* Excerpted records
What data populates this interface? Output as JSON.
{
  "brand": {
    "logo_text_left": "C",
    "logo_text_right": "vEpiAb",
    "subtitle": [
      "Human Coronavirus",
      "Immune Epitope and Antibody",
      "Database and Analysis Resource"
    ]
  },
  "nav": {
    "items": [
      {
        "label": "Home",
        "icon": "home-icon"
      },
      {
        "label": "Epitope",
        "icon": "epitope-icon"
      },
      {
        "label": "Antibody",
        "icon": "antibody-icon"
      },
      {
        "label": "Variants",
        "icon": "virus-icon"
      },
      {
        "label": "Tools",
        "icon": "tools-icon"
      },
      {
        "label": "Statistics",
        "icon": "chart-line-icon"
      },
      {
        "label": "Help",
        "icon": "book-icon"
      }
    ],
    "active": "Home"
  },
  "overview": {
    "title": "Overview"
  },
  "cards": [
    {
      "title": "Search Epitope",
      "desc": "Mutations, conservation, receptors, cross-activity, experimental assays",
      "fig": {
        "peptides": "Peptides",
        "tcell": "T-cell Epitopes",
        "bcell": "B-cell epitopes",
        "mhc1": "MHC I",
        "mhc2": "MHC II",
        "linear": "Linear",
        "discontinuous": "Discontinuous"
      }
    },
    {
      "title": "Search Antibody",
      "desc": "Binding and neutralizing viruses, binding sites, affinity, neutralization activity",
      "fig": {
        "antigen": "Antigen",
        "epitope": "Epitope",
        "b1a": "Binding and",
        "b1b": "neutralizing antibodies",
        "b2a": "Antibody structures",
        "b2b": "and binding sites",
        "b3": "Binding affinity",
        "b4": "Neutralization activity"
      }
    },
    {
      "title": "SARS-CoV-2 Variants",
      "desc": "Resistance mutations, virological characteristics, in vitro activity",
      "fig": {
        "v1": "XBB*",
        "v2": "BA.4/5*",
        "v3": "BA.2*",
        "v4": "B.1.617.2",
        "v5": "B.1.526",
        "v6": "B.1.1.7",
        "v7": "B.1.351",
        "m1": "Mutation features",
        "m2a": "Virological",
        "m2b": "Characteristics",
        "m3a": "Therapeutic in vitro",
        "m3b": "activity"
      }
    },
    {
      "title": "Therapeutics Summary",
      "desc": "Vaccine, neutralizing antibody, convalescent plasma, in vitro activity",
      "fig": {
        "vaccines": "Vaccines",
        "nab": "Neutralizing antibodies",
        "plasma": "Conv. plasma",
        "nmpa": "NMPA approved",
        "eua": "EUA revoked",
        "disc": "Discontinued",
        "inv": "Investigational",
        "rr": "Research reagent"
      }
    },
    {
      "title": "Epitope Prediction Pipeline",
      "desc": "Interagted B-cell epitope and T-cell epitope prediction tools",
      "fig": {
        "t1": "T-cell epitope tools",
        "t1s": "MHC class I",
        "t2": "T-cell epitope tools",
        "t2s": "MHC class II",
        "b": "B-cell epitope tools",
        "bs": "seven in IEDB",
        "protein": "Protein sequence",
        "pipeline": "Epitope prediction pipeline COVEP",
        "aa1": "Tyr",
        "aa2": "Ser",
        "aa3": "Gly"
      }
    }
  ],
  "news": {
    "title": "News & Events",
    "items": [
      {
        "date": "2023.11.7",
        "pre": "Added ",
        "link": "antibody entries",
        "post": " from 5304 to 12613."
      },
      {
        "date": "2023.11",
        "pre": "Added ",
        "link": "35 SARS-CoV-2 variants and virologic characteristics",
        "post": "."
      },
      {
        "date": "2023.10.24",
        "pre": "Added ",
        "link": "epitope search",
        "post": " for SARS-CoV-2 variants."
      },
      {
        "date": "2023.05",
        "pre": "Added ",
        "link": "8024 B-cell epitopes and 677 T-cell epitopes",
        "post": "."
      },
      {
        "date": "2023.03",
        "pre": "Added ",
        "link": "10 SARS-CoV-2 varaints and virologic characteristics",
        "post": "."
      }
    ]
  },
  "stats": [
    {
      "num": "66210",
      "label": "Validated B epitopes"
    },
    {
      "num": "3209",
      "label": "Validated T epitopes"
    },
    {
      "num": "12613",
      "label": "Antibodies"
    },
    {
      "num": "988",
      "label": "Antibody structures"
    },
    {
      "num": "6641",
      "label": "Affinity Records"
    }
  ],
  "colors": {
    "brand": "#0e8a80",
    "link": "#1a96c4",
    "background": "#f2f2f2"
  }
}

* Work request
Please retype each entry above exactly as it is written.

* Solution to this exercise
What data populates this interface? Output as JSON.
{
  "brand": {
    "logo_text_left": "C",
    "logo_text_right": "vEpiAb",
    "subtitle": [
      "Human Coronavirus",
      "Immune Epitope and Antibody",
      "Database and Analysis Resource"
    ]
  },
  "nav": {
    "items": [
      {
        "label": "Home",
        "icon": "home-icon"
      },
      {
        "label": "Epitope",
        "icon": "epitope-icon"
      },
      {
        "label": "Antibody",
        "icon": "antibody-icon"
      },
      {
        "label": "Variants",
        "icon": "virus-icon"
      },
      {
        "label": "Tools",
        "icon": "tools-icon"
      },
      {
        "label": "Statistics",
        "icon": "chart-line-icon"
      },
      {
        "label": "Help",
        "icon": "book-icon"
      }
    ],
    "active": "Home"
  },
  "overview": {
    "title": "Overview"
  },
  "cards": [
    {
      "title": "Search Epitope",
      "desc": "Mutations, conservation, receptors, cross-activity, experimental assays",
      "fig": {
        "peptides": "Peptides",
        "tcell": "T-cell Epitopes",
        "bcell": "B-cell epitopes",
        "mhc1": "MHC I",
        "mhc2": "MHC II",
        "linear": "Linear",
        "discontinuous": "Discontinuous"
      }
    },
    {
      "title": "Search Antibody",
      "desc": "Binding and neutralizing viruses, binding sites, affinity, neutralization activity",
      "fig": {
        "antigen": "Antigen",
        "epitope": "Epitope",
        "b1a": "Binding and",
        "b1b": "neutralizing antibodies",
        "b2a": "Antibody structures",
        "b2b": "and binding sites",
        "b3": "Binding affinity",
        "b4": "Neutralization activity"
      }
    },
    {
      "title": "SARS-CoV-2 Variants",
      "desc": "Resistance mutations, virological characteristics, in vitro activity",
      "fig": {
        "v1": "XBB*",
        "v2": "BA.4/5*",
        "v3": "BA.2*",
        "v4": "B.1.617.2",
        "v5": "B.1.526",
        "v6": "B.1.1.7",
        "v7": "B.1.351",
        "m1": "Mutation features",
        "m2a": "Virological",
        "m2b": "Characteristics",
        "m3a": "Therapeutic in vitro",
        "m3b": "activity"
      }
    },
    {
      "title": "Therapeutics Summary",
      "desc": "Vaccine, neutralizing antibody, convalescent plasma, in vitro activity",
      "fig": {
        "vaccines": "Vaccines",
        "nab": "Neutralizing antibodies",
        "plasma": "Conv. plasma",
        "nmpa": "NMPA approved",
        "eua": "EUA revoked",
        "disc": "Discontinued",
        "inv": "Investigational",
        "rr": "Research reagent"
      }
    },
    {
      "title": "Epitope Prediction Pipeline",
      "desc": "Interagted B-cell epitope and T-cell epitope prediction tools",
      "fig": {
        "t1": "T-cell epitope tools",
        "t1s": "MHC class I",
        "t2": "T-cell epitope tools",
        "t2s": "MHC class II",
        "b": "B-cell epitope tools",
        "bs": "seven in IEDB",
        "protein": "Protein sequence",
        "pipeline": "Epitope prediction pipeline COVEP",
        "aa1": "Tyr",
        "aa2": "Ser",
        "aa3": "Gly"
      }
    }
  ],
  "news": {
    "title": "News & Events",
    "items": [
      {
        "date": "2023.11.7",
        "pre": "Added ",
        "link": "antibody entries",
        "post": " from 5304 to 12613."
      },
      {
        "date": "2023.11",
        "pre": "Added ",
        "link": "35 SARS-CoV-2 variants and virologic characteristics",
        "post": "."
      },
      {
        "date": "2023.10.24",
        "pre": "Added ",
        "link": "epitope search",
        "post": " for SARS-CoV-2 variants."
      },
      {
        "date": "2023.05",
        "pre": "Added ",
        "link": "8024 B-cell epitopes and 677 T-cell epitopes",
        "post": "."
      },
      {
        "date": "2023.03",
        "pre": "Added ",
        "link": "10 SARS-CoV-2 varaints and virologic characteristics",
        "post": "."
      }
    ]
  },
  "stats": [
    {
      "num": "66210",
      "label": "Validated B epitopes"
    },
    {
      "num": "3209",
      "label": "Validated T epitopes"
    },
    {
      "num": "12613",
      "label": "Antibodies"
    },
    {
      "num": "988",
      "label": "Antibody structures"
    },
    {
      "num": "6641",
      "label": "Affinity Records"
    }
  ],
  "colors": {
    "brand": "#0e8a80",
    "link": "#1a96c4",
    "background": "#f2f2f2"
  }
}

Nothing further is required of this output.